• [Listing]:
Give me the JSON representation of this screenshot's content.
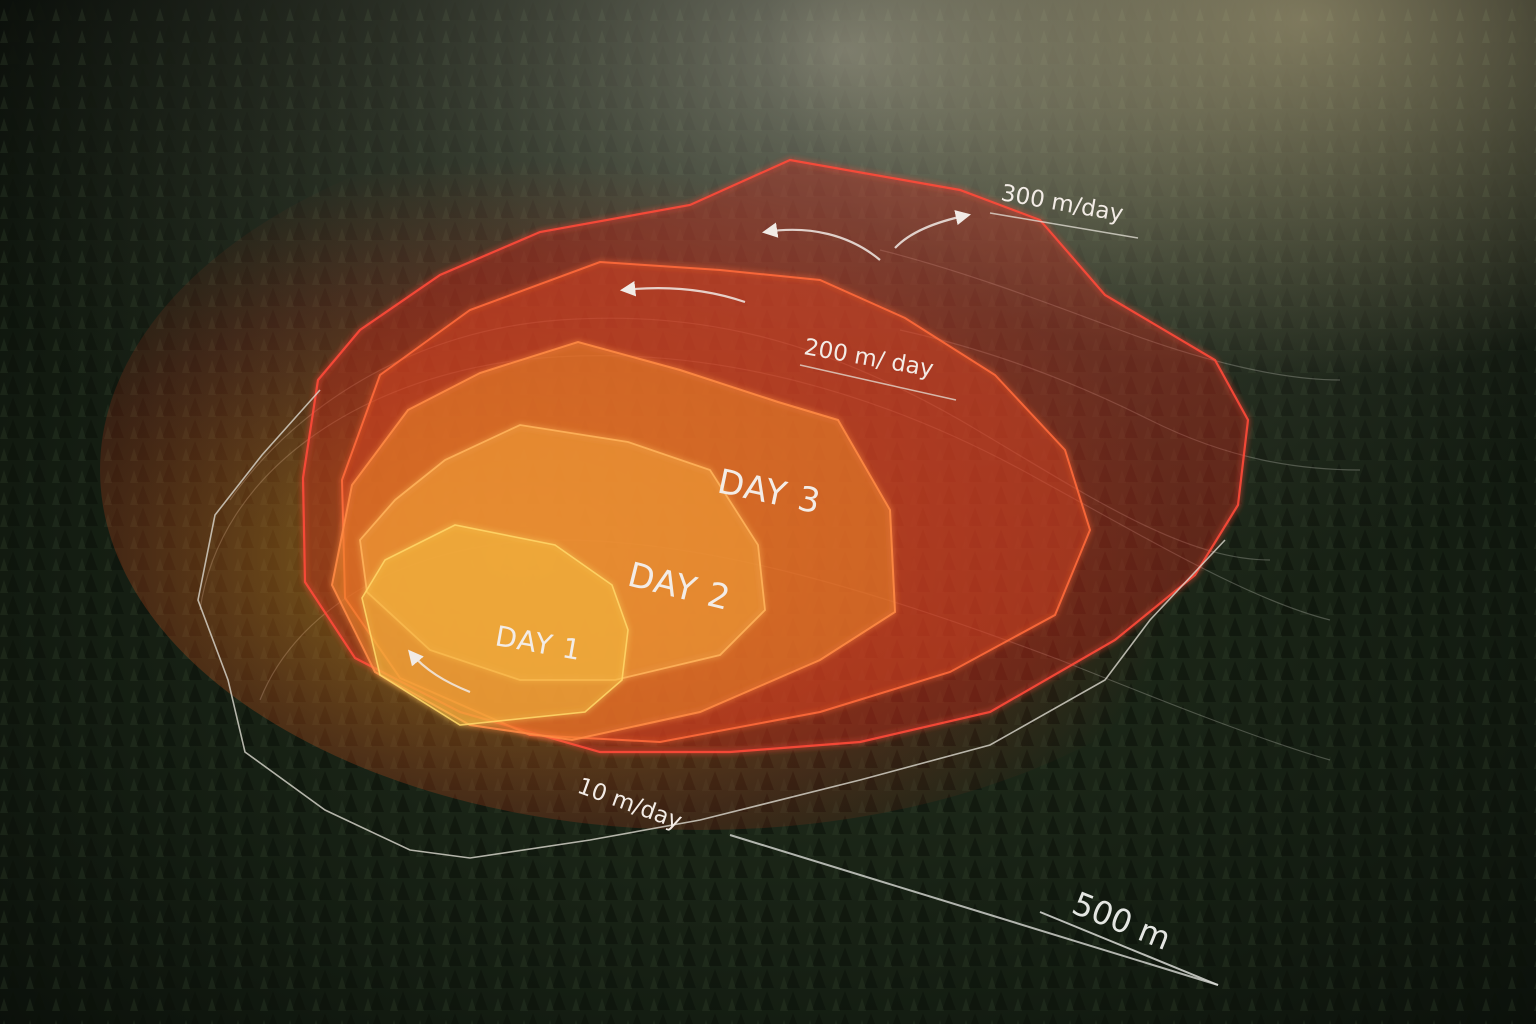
{
  "zones": [
    {
      "label": "DAY 1",
      "color": "#f0b13e"
    },
    {
      "label": "DAY 2",
      "color": "#f08a2c"
    },
    {
      "label": "DAY 3",
      "color": "#ee5a2c"
    }
  ],
  "outer_zone_color": "#ff4a38",
  "rate_labels": {
    "outer": "300 m/day",
    "middle": "200 m/ day",
    "edge": "10 m/day"
  },
  "scale_bar": {
    "label": "500 m"
  },
  "icons": [
    "spread-direction-arrow-icon"
  ],
  "colors": {
    "forest_dark": "#0d130d",
    "forest_mid": "#1f2b1c",
    "mist": "#b9b7aa",
    "contour_line": "#d9d7cc"
  }
}
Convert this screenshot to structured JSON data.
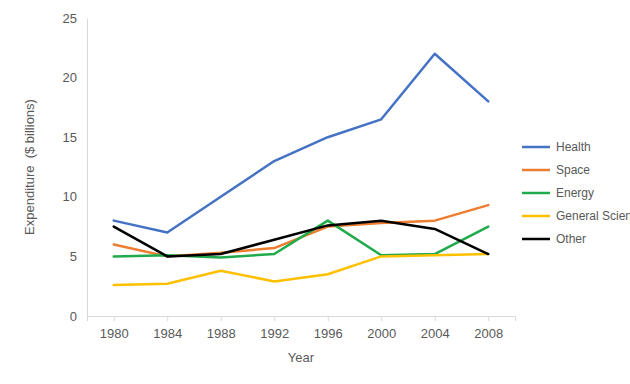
{
  "chart_data": {
    "type": "line",
    "x_label": "Year",
    "y_label": "Expenditure  ($ billions)",
    "categories": [
      "1980",
      "1984",
      "1988",
      "1992",
      "1996",
      "2000",
      "2004",
      "2008"
    ],
    "series": [
      {
        "name": "Health",
        "color": "#4472c4",
        "values": [
          8,
          7,
          10,
          13,
          15,
          16.5,
          22,
          18
        ]
      },
      {
        "name": "Space",
        "color": "#ed7d31",
        "values": [
          6,
          5,
          5.3,
          5.7,
          7.5,
          7.8,
          8,
          9.3
        ]
      },
      {
        "name": "Energy",
        "color": "#1faa4b",
        "values": [
          5,
          5.1,
          4.9,
          5.2,
          8,
          5.1,
          5.2,
          7.5
        ]
      },
      {
        "name": "General Science",
        "color": "#ffc000",
        "values": [
          2.6,
          2.7,
          3.8,
          2.9,
          3.5,
          5,
          5.1,
          5.2
        ]
      },
      {
        "name": "Other",
        "color": "#000000",
        "values": [
          7.5,
          5,
          5.2,
          6.4,
          7.6,
          8,
          7.3,
          5.2
        ]
      }
    ],
    "ylim": [
      0,
      25
    ],
    "yticks": [
      0,
      5,
      10,
      15,
      20,
      25
    ],
    "grid": false,
    "legend": "right"
  }
}
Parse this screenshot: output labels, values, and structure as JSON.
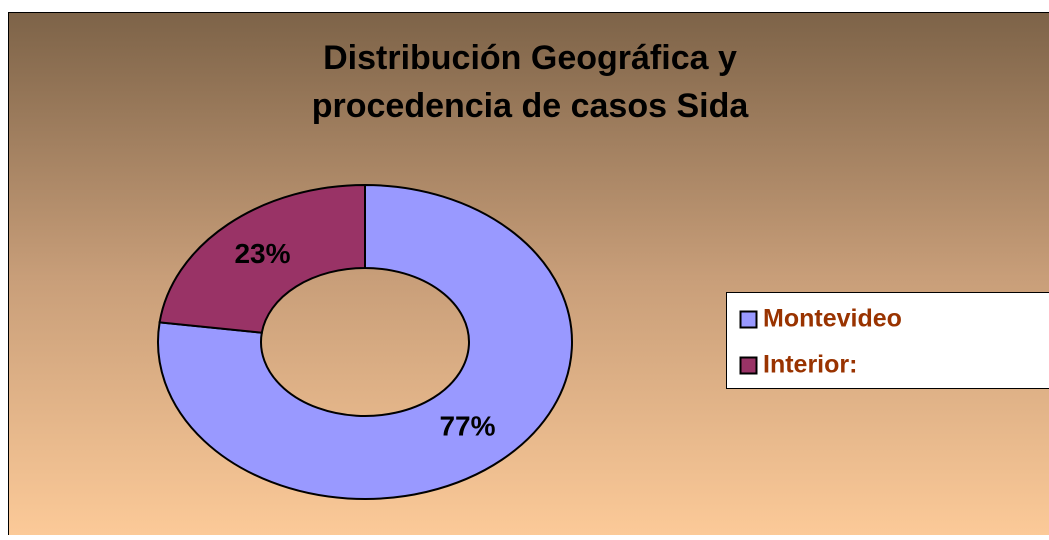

• [Challenge]: Only the number is wanted: how many lines in the data include the word "JSON"?

• [Exercise result]: 3